===== DATA TO PROCESS

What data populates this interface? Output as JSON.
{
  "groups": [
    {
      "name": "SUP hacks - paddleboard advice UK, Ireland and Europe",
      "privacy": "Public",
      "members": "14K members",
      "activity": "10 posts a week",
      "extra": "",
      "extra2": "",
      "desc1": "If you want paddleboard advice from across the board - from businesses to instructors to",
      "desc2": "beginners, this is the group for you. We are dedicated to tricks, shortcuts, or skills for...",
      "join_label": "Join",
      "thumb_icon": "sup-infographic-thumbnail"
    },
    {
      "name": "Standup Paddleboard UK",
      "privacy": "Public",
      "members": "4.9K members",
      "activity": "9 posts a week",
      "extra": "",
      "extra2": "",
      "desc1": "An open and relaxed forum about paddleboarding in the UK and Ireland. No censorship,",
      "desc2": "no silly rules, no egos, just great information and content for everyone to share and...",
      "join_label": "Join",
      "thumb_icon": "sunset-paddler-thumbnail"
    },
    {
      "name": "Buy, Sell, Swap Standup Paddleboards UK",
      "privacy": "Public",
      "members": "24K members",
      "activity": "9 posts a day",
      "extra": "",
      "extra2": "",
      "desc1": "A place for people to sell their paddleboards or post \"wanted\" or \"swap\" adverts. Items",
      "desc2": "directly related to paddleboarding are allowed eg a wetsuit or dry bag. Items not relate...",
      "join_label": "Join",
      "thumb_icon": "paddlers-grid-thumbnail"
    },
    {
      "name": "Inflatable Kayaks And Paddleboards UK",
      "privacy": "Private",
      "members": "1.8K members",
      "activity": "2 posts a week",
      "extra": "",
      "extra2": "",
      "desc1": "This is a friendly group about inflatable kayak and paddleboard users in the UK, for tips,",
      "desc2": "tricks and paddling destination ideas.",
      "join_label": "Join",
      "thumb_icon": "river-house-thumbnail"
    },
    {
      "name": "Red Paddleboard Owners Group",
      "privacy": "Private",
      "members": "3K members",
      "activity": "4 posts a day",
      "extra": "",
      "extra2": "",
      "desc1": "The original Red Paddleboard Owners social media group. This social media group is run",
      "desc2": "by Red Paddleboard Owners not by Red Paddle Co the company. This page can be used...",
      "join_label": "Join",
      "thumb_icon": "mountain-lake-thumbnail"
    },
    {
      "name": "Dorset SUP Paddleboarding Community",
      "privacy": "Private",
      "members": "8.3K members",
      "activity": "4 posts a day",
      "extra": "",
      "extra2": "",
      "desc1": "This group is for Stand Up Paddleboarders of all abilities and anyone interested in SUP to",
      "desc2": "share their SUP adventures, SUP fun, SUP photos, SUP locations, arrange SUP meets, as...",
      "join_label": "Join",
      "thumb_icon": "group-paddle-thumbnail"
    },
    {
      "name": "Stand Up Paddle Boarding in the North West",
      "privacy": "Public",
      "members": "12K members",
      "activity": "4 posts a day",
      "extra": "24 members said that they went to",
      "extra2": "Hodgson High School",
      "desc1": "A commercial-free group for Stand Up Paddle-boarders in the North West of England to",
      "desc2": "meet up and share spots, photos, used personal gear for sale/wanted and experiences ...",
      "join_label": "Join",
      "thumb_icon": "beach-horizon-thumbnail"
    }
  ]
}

==========

> _TASK PROMPT_
Exactly reproduce all of the entries above.

> _THE OUTPUT_
What data populates this interface? Output as JSON.
{
  "groups": [
    {
      "name": "SUP hacks - paddleboard advice UK, Ireland and Europe",
      "privacy": "Public",
      "members": "14K members",
      "activity": "10 posts a week",
      "extra": "",
      "extra2": "",
      "desc1": "If you want paddleboard advice from across the board - from businesses to instructors to",
      "desc2": "beginners, this is the group for you. We are dedicated to tricks, shortcuts, or skills for...",
      "join_label": "Join",
      "thumb_icon": "sup-infographic-thumbnail"
    },
    {
      "name": "Standup Paddleboard UK",
      "privacy": "Public",
      "members": "4.9K members",
      "activity": "9 posts a week",
      "extra": "",
      "extra2": "",
      "desc1": "An open and relaxed forum about paddleboarding in the UK and Ireland. No censorship,",
      "desc2": "no silly rules, no egos, just great information and content for everyone to share and...",
      "join_label": "Join",
      "thumb_icon": "sunset-paddler-thumbnail"
    },
    {
      "name": "Buy, Sell, Swap Standup Paddleboards UK",
      "privacy": "Public",
      "members": "24K members",
      "activity": "9 posts a day",
      "extra": "",
      "extra2": "",
      "desc1": "A place for people to sell their paddleboards or post \"wanted\" or \"swap\" adverts. Items",
      "desc2": "directly related to paddleboarding are allowed eg a wetsuit or dry bag. Items not relate...",
      "join_label": "Join",
      "thumb_icon": "paddlers-grid-thumbnail"
    },
    {
      "name": "Inflatable Kayaks And Paddleboards UK",
      "privacy": "Private",
      "members": "1.8K members",
      "activity": "2 posts a week",
      "extra": "",
      "extra2": "",
      "desc1": "This is a friendly group about inflatable kayak and paddleboard users in the UK, for tips,",
      "desc2": "tricks and paddling destination ideas.",
      "join_label": "Join",
      "thumb_icon": "river-house-thumbnail"
    },
    {
      "name": "Red Paddleboard Owners Group",
      "privacy": "Private",
      "members": "3K members",
      "activity": "4 posts a day",
      "extra": "",
      "extra2": "",
      "desc1": "The original Red Paddleboard Owners social media group. This social media group is run",
      "desc2": "by Red Paddleboard Owners not by Red Paddle Co the company. This page can be used...",
      "join_label": "Join",
      "thumb_icon": "mountain-lake-thumbnail"
    },
    {
      "name": "Dorset SUP Paddleboarding Community",
      "privacy": "Private",
      "members": "8.3K members",
      "activity": "4 posts a day",
      "extra": "",
      "extra2": "",
      "desc1": "This group is for Stand Up Paddleboarders of all abilities and anyone interested in SUP to",
      "desc2": "share their SUP adventures, SUP fun, SUP photos, SUP locations, arrange SUP meets, as...",
      "join_label": "Join",
      "thumb_icon": "group-paddle-thumbnail"
    },
    {
      "name": "Stand Up Paddle Boarding in the North West",
      "privacy": "Public",
      "members": "12K members",
      "activity": "4 posts a day",
      "extra": "24 members said that they went to",
      "extra2": "Hodgson High School",
      "desc1": "A commercial-free group for Stand Up Paddle-boarders in the North West of England to",
      "desc2": "meet up and share spots, photos, used personal gear for sale/wanted and experiences ...",
      "join_label": "Join",
      "thumb_icon": "beach-horizon-thumbnail"
    }
  ]
}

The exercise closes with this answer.